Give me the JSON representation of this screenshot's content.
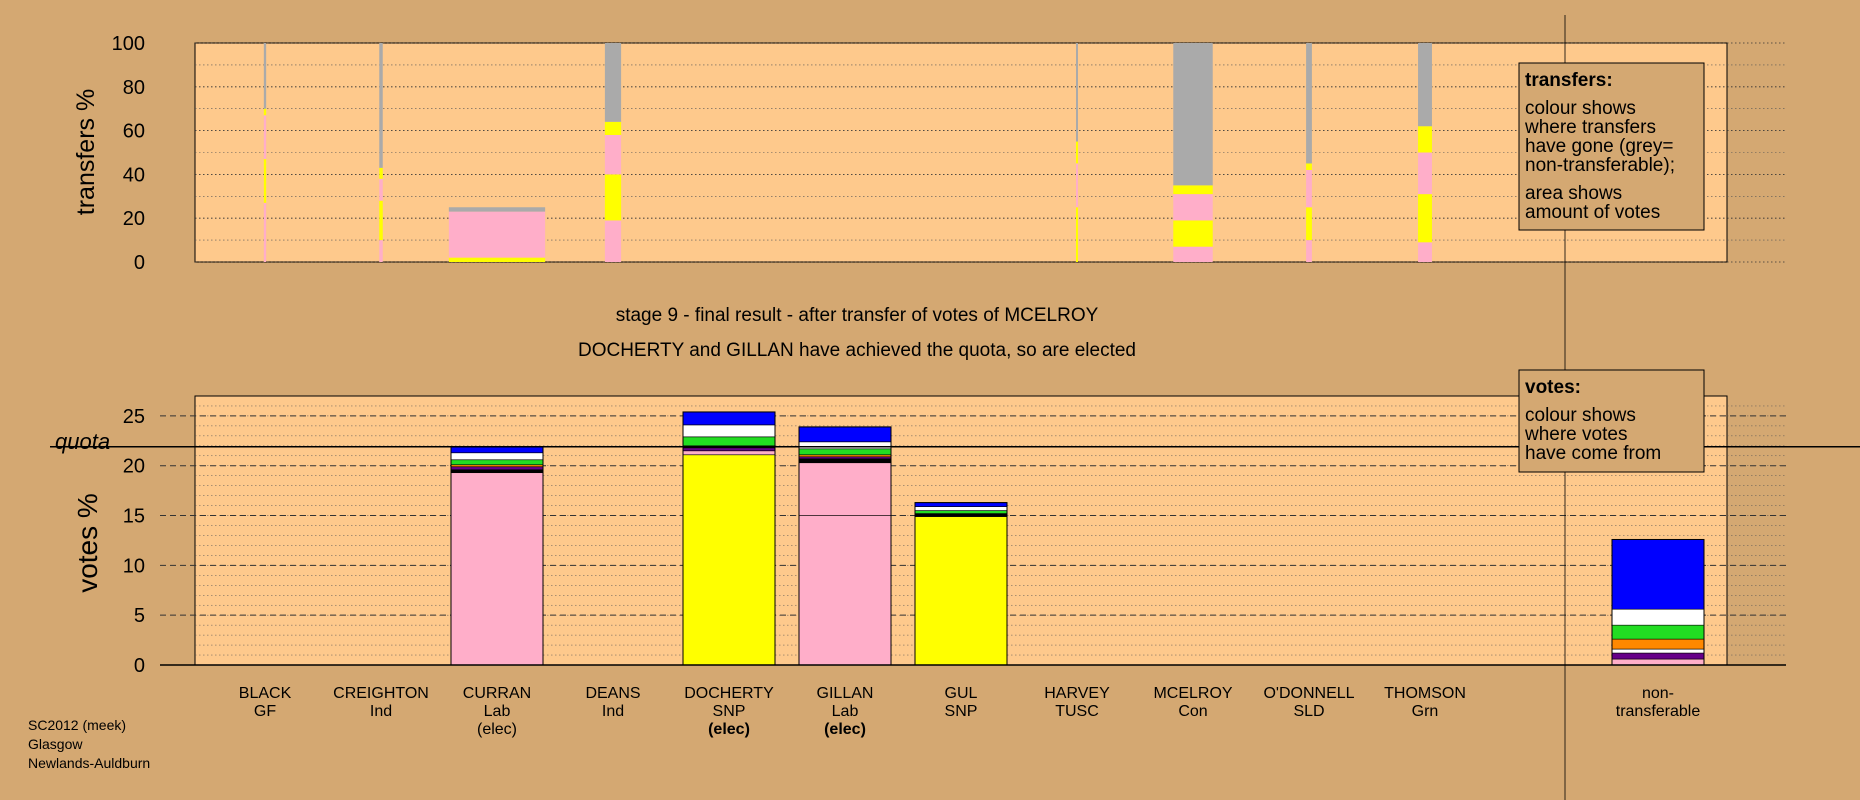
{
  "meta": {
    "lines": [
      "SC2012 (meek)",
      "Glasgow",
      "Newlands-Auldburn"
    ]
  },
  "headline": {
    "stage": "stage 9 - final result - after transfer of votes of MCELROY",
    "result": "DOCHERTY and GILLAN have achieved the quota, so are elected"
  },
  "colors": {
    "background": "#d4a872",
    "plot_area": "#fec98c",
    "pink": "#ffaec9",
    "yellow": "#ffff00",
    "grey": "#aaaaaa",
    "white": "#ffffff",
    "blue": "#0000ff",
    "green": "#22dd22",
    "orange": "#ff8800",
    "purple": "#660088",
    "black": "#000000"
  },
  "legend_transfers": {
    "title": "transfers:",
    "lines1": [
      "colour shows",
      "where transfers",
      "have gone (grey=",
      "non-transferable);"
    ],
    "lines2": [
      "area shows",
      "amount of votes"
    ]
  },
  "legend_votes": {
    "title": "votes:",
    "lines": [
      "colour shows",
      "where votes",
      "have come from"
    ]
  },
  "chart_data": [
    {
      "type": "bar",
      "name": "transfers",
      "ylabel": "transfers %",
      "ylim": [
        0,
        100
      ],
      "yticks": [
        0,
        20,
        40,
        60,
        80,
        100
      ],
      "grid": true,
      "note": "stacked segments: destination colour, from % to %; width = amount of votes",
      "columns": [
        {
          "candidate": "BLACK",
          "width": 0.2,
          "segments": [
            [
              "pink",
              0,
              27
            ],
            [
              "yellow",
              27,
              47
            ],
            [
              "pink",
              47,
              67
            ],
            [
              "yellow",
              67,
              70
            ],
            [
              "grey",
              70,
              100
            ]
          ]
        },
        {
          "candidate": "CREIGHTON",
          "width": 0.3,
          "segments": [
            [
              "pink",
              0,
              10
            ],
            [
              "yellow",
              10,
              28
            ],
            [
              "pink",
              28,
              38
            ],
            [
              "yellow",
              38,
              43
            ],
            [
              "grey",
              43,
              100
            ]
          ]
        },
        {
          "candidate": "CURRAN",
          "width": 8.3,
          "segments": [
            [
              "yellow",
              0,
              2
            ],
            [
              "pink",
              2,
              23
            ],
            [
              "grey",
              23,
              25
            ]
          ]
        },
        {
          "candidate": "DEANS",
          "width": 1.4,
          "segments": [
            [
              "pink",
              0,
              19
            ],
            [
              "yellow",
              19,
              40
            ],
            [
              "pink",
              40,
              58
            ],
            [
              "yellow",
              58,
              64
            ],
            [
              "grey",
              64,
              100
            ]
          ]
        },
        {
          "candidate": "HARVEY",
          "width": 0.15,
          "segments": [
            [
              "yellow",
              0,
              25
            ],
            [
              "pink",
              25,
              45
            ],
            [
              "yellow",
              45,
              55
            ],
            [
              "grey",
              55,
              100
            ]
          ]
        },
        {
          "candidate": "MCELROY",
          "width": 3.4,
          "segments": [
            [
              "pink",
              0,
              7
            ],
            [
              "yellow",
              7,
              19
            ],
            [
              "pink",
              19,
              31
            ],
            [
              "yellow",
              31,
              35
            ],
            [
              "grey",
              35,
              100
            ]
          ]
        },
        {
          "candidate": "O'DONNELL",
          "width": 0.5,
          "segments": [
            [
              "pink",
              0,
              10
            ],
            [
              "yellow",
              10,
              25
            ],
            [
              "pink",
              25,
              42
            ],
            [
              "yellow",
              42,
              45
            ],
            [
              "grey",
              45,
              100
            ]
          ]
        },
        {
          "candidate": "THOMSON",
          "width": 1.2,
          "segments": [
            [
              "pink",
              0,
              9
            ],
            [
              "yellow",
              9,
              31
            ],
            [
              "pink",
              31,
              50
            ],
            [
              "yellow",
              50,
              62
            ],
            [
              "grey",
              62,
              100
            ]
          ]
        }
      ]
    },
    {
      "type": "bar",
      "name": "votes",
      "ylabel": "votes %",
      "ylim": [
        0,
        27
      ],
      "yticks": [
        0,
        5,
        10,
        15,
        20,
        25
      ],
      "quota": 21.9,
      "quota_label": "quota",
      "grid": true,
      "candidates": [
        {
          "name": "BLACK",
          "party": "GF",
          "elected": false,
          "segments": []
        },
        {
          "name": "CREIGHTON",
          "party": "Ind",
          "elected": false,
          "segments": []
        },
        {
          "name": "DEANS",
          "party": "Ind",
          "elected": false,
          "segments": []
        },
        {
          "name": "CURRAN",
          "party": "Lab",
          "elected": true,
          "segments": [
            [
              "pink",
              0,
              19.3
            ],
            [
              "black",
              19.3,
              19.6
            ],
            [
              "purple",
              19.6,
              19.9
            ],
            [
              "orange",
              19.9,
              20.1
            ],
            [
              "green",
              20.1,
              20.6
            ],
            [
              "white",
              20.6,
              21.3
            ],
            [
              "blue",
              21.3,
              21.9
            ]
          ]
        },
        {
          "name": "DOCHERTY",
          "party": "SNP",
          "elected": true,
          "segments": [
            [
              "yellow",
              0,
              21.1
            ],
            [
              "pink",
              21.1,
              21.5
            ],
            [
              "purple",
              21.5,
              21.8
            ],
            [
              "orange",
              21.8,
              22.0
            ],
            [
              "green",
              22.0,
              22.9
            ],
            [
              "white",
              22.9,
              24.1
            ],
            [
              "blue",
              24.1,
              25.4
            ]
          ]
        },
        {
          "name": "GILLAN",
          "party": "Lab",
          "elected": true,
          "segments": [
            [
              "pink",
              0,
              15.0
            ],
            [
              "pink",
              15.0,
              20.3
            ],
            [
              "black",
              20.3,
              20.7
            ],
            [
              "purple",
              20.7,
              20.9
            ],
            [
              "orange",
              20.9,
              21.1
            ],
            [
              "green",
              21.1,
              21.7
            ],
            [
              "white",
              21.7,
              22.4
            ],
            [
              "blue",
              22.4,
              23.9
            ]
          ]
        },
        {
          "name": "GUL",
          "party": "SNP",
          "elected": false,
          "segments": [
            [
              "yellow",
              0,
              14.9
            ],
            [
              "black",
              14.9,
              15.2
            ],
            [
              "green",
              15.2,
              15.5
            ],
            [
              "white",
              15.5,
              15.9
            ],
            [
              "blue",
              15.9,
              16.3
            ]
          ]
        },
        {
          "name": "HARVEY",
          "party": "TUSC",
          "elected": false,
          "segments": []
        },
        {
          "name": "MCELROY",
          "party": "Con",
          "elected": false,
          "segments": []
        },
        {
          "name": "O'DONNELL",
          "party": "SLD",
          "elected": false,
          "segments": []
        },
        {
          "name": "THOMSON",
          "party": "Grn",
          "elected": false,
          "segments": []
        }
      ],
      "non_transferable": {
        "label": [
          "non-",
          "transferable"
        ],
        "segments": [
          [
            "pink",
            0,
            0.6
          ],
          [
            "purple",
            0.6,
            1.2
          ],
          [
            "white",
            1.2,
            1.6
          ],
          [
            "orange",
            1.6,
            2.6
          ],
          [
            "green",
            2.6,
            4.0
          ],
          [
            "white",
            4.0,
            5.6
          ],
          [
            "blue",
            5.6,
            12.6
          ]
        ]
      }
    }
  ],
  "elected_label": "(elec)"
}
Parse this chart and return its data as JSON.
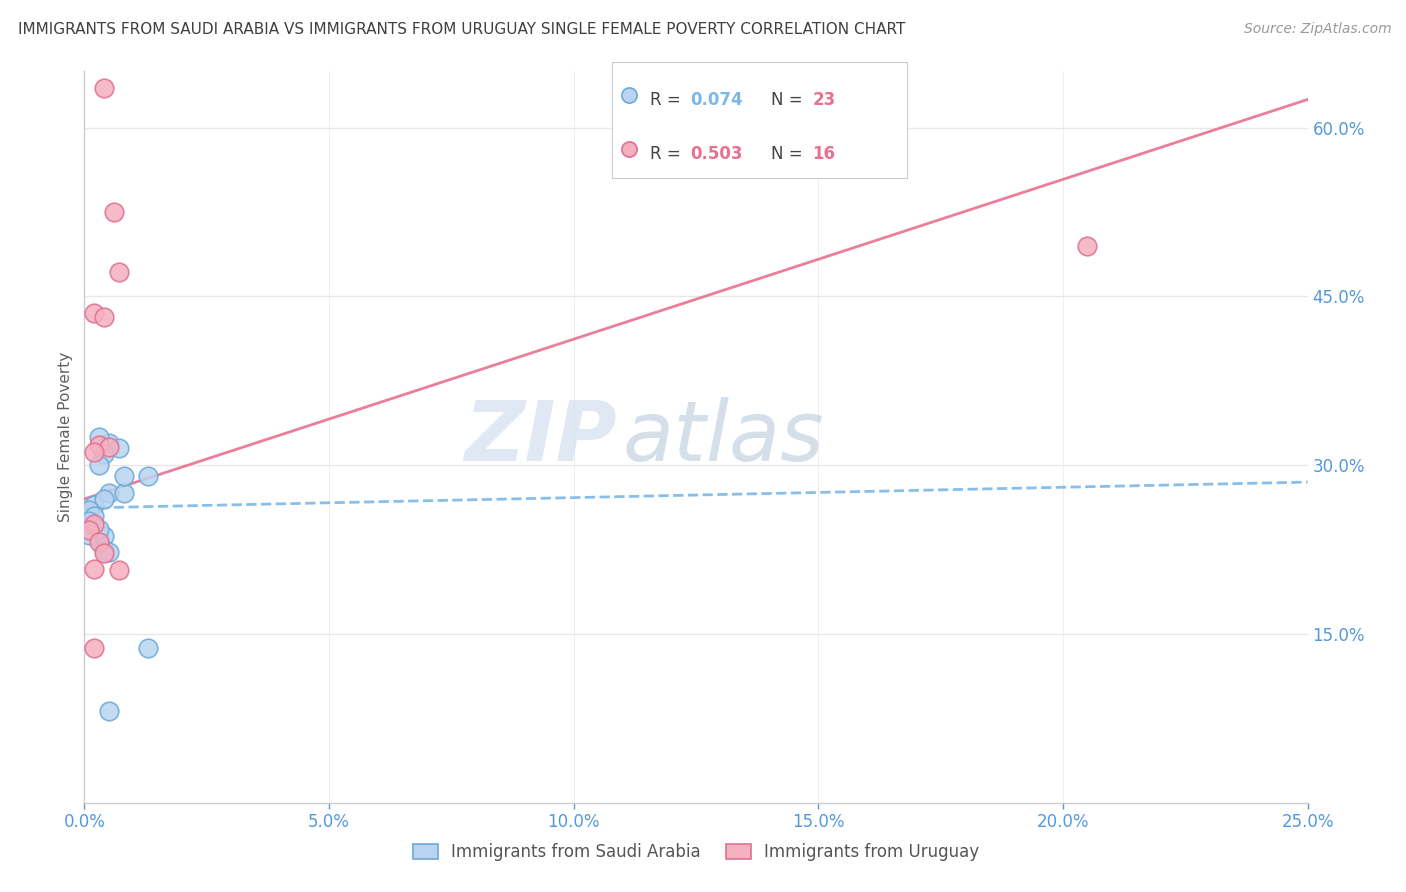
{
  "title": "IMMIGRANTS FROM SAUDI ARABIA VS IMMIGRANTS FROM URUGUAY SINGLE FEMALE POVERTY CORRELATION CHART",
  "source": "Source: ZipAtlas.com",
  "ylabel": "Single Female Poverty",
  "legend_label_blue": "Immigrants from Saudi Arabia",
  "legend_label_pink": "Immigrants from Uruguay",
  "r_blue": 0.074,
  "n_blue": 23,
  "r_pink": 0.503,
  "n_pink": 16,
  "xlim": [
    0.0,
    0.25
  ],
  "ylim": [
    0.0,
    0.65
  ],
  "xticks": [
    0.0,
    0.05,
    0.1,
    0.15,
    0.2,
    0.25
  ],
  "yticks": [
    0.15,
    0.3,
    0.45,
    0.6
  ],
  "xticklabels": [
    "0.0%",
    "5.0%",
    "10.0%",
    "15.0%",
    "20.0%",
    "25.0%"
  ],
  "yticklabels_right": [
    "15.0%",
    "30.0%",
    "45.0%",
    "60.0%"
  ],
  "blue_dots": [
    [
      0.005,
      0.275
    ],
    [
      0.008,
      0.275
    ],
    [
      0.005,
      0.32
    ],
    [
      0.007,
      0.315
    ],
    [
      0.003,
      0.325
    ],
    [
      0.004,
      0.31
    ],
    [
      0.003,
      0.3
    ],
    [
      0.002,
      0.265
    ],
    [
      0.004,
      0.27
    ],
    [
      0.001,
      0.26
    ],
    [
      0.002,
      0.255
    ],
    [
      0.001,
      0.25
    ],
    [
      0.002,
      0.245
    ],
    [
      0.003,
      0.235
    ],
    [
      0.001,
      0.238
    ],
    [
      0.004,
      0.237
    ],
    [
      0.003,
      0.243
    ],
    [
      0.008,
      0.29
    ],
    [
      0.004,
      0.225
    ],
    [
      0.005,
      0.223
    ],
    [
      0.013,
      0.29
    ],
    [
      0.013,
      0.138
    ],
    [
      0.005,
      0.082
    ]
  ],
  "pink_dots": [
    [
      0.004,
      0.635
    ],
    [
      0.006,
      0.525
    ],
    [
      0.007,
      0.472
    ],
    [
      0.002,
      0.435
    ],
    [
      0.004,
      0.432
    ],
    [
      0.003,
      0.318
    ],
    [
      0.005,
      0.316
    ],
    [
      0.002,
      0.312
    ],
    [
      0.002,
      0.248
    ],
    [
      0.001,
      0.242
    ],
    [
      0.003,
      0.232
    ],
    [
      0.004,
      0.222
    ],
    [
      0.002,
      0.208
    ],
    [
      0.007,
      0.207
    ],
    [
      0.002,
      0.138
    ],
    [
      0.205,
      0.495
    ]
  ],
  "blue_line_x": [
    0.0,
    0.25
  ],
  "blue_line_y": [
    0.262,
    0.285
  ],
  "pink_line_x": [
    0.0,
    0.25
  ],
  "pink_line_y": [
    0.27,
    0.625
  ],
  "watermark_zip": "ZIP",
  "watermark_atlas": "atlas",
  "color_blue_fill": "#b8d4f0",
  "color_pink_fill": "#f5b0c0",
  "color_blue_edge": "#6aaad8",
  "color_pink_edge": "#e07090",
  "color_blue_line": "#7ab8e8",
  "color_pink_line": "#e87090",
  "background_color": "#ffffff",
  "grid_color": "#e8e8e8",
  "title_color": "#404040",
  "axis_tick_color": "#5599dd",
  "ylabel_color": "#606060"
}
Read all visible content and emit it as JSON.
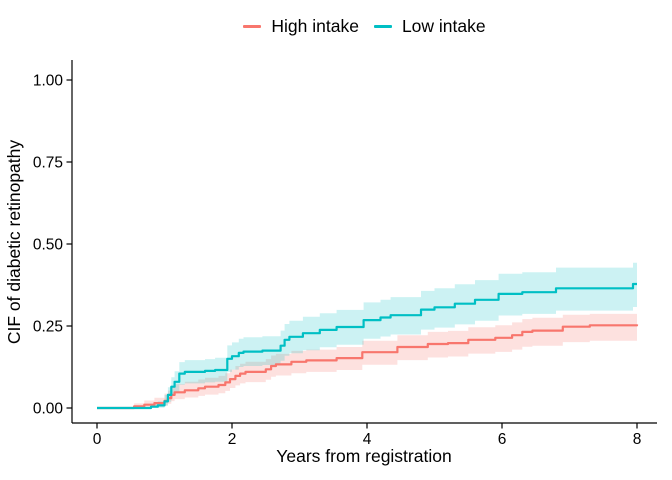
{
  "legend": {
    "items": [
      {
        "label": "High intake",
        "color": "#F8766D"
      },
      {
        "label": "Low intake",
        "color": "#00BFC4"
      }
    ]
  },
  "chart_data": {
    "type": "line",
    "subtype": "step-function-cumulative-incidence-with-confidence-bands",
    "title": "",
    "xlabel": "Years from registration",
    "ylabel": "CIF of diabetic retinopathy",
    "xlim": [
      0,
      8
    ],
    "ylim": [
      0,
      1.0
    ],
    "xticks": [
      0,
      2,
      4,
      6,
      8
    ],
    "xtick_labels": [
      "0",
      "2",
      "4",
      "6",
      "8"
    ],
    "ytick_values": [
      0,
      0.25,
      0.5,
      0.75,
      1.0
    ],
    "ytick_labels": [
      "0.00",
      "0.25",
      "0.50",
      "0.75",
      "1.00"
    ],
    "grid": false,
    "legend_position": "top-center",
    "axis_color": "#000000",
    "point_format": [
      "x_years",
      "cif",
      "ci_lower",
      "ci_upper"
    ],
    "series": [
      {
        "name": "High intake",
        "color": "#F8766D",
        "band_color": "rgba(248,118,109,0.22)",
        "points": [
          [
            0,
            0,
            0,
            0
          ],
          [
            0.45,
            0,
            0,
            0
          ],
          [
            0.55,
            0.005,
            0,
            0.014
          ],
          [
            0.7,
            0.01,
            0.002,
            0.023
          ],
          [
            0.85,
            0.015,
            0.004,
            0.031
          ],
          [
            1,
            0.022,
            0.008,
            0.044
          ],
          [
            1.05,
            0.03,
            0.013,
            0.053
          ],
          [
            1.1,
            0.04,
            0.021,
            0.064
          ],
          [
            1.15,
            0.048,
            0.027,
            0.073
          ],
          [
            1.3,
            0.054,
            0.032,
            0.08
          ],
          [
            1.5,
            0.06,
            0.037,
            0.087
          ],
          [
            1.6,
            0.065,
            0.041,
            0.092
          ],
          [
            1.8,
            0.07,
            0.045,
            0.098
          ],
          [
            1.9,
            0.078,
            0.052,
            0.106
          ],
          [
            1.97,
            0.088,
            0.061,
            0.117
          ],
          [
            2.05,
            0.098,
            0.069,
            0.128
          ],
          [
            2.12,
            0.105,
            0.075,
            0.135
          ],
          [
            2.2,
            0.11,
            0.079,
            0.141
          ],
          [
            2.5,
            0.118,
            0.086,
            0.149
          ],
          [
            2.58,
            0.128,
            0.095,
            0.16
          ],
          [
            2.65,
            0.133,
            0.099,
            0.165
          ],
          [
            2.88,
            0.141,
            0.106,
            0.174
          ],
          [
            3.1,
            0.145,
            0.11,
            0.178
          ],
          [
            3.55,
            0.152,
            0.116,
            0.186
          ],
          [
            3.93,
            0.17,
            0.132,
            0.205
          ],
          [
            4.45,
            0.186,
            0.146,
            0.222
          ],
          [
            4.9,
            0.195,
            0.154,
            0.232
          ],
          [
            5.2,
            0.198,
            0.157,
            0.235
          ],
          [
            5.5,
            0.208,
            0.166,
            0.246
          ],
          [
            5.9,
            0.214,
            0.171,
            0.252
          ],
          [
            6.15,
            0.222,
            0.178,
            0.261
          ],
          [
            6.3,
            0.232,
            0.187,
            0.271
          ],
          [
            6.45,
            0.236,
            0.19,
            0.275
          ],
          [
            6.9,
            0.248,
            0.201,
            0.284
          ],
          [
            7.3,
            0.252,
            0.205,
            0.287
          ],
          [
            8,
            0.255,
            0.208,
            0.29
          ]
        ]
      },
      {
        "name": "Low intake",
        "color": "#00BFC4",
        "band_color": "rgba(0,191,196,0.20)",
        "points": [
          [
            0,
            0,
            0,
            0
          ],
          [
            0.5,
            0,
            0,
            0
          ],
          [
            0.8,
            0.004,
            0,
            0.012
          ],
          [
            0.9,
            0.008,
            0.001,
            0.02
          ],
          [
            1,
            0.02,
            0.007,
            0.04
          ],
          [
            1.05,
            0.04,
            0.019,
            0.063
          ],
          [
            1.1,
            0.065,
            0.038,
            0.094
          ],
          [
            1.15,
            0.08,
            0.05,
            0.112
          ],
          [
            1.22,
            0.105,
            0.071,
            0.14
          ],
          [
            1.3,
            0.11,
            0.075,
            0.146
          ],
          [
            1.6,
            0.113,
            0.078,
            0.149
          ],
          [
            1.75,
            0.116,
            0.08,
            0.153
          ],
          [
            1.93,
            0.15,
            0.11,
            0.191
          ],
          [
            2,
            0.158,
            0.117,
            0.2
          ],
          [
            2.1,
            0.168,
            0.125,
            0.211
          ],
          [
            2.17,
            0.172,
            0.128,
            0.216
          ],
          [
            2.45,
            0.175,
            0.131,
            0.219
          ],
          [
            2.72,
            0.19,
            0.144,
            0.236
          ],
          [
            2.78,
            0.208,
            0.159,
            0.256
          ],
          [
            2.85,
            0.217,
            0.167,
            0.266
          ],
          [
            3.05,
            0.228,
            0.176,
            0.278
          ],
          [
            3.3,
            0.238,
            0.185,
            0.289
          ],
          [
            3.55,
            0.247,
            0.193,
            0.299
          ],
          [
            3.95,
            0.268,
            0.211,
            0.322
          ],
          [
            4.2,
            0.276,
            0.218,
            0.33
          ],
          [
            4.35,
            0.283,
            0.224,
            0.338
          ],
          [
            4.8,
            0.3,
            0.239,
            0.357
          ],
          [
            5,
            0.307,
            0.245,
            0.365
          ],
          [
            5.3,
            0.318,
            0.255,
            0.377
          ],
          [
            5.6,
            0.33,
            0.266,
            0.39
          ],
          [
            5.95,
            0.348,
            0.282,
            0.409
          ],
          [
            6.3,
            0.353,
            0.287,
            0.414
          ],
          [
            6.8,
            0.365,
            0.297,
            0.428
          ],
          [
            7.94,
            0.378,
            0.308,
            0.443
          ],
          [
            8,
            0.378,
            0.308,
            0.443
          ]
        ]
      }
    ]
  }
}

····················

* WHAT THE EXERCISE ASKS: Collect the lines of the data that carry the word "intake".

* WRITTEN REPLY:
        "label": "High intake",
        "label": "Low intake",
        "name": "High intake",
        "name": "Low intake",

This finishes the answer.